Wherever the string "text" appears in the listing, copy that line.

— Start of Data excerpts —

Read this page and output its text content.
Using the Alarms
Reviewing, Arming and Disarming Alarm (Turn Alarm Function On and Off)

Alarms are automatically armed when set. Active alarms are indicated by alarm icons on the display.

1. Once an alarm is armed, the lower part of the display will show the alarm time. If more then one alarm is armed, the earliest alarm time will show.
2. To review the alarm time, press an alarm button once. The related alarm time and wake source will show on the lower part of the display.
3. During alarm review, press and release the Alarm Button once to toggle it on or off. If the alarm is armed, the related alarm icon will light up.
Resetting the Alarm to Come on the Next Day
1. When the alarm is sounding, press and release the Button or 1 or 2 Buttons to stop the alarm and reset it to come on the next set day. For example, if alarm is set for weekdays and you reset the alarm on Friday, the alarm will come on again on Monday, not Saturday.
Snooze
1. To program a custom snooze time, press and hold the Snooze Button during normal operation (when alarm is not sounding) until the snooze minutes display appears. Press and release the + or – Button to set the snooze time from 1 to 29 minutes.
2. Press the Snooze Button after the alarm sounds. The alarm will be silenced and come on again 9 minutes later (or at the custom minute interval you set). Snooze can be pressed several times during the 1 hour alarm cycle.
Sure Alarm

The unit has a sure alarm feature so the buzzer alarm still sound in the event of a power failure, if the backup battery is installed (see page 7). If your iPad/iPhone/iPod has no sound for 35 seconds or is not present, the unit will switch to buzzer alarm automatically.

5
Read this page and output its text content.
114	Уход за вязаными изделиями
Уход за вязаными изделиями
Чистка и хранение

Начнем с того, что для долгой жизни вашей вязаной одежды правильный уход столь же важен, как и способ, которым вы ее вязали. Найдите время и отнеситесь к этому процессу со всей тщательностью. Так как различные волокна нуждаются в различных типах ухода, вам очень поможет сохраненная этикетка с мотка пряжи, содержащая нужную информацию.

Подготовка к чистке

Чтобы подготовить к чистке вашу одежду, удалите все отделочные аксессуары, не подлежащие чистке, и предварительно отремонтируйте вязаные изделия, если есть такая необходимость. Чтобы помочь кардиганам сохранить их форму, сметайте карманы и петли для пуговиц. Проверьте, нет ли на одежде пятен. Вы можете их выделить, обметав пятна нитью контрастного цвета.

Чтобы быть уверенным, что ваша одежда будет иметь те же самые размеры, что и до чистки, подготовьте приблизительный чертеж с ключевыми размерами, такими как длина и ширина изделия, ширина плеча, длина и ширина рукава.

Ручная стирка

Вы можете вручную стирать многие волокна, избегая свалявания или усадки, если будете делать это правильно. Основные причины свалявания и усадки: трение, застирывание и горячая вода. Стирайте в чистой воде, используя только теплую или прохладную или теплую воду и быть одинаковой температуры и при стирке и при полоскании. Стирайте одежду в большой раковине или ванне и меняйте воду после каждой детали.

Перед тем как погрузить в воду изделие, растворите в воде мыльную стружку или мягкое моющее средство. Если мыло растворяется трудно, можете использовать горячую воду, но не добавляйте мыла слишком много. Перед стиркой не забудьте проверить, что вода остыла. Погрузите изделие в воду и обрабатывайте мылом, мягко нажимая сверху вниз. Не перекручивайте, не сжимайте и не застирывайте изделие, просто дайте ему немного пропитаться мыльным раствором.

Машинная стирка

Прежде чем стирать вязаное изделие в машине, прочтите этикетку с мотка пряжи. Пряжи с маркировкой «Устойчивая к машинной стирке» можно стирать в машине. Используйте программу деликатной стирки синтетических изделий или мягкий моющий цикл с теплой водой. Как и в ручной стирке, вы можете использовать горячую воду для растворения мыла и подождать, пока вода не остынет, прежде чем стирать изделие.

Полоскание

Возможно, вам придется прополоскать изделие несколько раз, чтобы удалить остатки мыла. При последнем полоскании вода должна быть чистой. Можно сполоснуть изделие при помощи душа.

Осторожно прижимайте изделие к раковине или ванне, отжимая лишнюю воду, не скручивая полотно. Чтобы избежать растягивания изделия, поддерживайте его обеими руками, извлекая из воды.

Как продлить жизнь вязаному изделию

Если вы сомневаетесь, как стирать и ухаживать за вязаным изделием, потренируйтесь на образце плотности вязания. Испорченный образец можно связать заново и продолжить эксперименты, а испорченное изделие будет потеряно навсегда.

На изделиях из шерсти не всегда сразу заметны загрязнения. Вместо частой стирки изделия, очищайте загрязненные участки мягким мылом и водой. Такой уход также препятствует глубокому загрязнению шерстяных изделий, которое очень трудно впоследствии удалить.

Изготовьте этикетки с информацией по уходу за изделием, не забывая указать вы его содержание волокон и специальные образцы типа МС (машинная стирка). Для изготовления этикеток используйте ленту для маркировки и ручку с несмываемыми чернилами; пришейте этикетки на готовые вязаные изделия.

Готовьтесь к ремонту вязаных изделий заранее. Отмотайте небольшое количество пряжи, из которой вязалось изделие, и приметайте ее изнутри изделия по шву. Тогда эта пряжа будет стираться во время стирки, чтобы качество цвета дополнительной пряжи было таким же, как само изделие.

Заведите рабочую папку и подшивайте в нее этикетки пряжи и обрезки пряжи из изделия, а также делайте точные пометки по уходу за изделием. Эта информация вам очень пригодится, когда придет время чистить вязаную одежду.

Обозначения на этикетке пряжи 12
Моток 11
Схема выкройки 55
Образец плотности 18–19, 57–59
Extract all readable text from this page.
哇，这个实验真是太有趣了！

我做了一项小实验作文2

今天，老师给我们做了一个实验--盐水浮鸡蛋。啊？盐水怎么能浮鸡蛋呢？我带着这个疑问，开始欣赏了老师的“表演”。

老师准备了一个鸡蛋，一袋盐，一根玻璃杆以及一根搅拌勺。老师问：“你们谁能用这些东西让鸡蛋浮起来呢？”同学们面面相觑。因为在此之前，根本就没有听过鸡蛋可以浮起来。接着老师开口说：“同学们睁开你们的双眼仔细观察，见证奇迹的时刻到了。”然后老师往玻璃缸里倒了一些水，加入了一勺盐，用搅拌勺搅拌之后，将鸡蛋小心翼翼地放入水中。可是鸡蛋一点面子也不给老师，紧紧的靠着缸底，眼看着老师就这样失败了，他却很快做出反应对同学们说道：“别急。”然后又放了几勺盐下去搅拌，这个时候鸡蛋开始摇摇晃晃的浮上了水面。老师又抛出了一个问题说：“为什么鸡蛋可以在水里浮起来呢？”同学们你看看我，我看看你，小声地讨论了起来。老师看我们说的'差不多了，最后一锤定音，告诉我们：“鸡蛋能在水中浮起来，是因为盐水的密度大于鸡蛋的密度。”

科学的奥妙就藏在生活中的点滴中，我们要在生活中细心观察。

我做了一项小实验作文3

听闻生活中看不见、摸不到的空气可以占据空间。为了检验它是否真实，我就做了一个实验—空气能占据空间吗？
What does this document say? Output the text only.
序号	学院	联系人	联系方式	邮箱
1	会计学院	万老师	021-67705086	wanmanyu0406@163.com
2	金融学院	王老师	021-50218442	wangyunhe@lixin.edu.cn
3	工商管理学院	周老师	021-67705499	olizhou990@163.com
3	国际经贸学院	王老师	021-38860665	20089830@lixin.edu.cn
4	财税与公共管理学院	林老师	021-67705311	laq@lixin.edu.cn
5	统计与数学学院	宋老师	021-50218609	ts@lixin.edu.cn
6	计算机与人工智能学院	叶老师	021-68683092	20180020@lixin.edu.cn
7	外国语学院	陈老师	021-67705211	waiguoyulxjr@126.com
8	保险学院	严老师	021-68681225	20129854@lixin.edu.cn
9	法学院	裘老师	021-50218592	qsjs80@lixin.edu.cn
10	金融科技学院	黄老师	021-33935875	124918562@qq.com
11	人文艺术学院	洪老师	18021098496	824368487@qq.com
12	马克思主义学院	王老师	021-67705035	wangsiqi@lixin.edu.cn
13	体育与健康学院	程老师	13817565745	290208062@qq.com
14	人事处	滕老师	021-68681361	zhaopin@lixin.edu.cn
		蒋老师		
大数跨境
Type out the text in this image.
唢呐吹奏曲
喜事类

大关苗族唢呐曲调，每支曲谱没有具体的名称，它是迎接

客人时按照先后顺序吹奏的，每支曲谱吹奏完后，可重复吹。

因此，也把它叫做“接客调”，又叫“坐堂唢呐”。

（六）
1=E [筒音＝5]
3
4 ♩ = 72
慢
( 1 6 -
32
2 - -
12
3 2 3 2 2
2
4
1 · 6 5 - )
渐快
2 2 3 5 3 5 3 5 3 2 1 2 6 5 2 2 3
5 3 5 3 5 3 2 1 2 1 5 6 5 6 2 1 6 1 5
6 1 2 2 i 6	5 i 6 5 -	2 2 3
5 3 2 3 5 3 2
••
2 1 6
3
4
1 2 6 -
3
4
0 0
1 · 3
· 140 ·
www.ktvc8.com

— End of Data excerpts —

▸ Full output
Read this page and output its text content.
Read this page and output its text content.
Extract all readable text from this page.
What does this document say? Output the text only.
Type out the text in this image.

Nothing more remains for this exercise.